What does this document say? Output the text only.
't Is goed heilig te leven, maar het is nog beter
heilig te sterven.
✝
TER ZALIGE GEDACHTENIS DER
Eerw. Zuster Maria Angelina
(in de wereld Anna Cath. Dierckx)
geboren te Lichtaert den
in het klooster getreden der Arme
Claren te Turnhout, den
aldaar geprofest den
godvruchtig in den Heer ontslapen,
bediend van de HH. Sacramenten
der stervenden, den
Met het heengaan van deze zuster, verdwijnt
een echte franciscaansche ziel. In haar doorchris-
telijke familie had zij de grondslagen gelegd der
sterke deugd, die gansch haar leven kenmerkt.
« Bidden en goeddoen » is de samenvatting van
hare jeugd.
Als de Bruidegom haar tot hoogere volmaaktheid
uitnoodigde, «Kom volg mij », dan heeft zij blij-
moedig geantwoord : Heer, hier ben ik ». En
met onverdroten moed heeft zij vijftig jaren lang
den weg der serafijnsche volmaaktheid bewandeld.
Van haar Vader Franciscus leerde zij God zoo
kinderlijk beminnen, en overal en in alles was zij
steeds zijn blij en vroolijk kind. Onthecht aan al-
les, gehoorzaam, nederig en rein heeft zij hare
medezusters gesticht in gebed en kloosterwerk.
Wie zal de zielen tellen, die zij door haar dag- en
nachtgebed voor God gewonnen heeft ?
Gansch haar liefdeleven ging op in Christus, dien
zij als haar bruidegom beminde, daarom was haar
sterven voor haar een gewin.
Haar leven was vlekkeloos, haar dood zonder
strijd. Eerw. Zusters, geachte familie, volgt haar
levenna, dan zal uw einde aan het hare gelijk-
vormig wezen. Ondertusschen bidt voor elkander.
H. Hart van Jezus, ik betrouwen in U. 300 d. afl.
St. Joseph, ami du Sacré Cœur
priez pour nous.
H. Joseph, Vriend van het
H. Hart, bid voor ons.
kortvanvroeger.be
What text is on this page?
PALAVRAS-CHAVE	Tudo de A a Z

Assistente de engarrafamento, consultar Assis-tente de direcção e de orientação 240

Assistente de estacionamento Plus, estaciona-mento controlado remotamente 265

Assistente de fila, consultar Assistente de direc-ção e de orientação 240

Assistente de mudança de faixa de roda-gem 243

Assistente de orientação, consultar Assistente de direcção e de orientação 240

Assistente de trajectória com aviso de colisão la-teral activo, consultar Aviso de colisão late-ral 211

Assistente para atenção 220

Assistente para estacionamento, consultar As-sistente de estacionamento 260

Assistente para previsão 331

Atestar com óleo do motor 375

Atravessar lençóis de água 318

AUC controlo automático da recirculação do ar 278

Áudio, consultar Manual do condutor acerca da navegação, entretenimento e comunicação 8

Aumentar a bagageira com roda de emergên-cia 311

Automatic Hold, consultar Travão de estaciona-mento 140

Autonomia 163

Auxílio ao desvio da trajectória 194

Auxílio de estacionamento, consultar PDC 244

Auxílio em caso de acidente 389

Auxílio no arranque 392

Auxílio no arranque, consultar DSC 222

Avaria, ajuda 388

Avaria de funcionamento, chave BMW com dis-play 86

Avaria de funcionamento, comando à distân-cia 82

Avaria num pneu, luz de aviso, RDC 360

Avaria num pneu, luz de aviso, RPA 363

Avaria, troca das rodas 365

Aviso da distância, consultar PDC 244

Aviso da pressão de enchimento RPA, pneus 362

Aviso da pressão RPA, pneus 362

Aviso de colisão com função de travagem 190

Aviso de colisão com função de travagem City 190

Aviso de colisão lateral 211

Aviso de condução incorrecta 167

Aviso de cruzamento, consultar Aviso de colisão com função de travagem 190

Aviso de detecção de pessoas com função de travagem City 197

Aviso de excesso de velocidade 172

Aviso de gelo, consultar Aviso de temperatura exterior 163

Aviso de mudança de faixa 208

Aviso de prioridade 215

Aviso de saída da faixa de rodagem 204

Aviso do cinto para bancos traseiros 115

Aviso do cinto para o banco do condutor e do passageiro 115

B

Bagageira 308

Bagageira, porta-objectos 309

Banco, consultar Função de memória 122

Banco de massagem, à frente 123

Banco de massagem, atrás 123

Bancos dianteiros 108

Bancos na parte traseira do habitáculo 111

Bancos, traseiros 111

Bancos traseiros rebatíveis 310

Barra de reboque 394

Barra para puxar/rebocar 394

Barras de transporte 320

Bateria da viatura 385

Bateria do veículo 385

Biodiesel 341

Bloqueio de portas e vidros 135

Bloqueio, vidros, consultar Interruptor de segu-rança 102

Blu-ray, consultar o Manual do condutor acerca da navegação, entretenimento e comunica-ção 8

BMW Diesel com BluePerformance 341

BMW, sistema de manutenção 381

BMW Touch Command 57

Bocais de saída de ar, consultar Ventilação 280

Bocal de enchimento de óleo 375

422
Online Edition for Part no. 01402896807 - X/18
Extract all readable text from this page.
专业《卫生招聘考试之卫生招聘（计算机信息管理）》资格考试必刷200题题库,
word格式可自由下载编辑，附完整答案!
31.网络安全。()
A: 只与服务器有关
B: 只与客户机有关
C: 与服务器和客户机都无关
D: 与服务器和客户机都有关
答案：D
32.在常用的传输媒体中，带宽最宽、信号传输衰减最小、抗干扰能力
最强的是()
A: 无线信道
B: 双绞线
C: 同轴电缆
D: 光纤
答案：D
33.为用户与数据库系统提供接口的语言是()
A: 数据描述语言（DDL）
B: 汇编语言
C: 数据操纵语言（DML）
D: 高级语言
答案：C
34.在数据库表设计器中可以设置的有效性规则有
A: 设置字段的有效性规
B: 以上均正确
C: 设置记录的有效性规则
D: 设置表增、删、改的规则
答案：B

──────────

JOB:
Pull out every line from the one with "Extract all readable text from this page." to the end of the listing, and output only those.

WRITTEN RESPONSE:
Extract all readable text from this page.
专业《卫生招聘考试之卫生招聘（计算机信息管理）》资格考试必刷200题题库,
word格式可自由下载编辑，附完整答案!
31.网络安全。()
A: 只与服务器有关
B: 只与客户机有关
C: 与服务器和客户机都无关
D: 与服务器和客户机都有关
答案：D
32.在常用的传输媒体中，带宽最宽、信号传输衰减最小、抗干扰能力
最强的是()
A: 无线信道
B: 双绞线
C: 同轴电缆
D: 光纤
答案：D
33.为用户与数据库系统提供接口的语言是()
A: 数据描述语言（DDL）
B: 汇编语言
C: 数据操纵语言（DML）
D: 高级语言
答案：C
34.在数据库表设计器中可以设置的有效性规则有
A: 设置字段的有效性规
B: 以上均正确
C: 设置记录的有效性规则
D: 设置表增、删、改的规则
答案：B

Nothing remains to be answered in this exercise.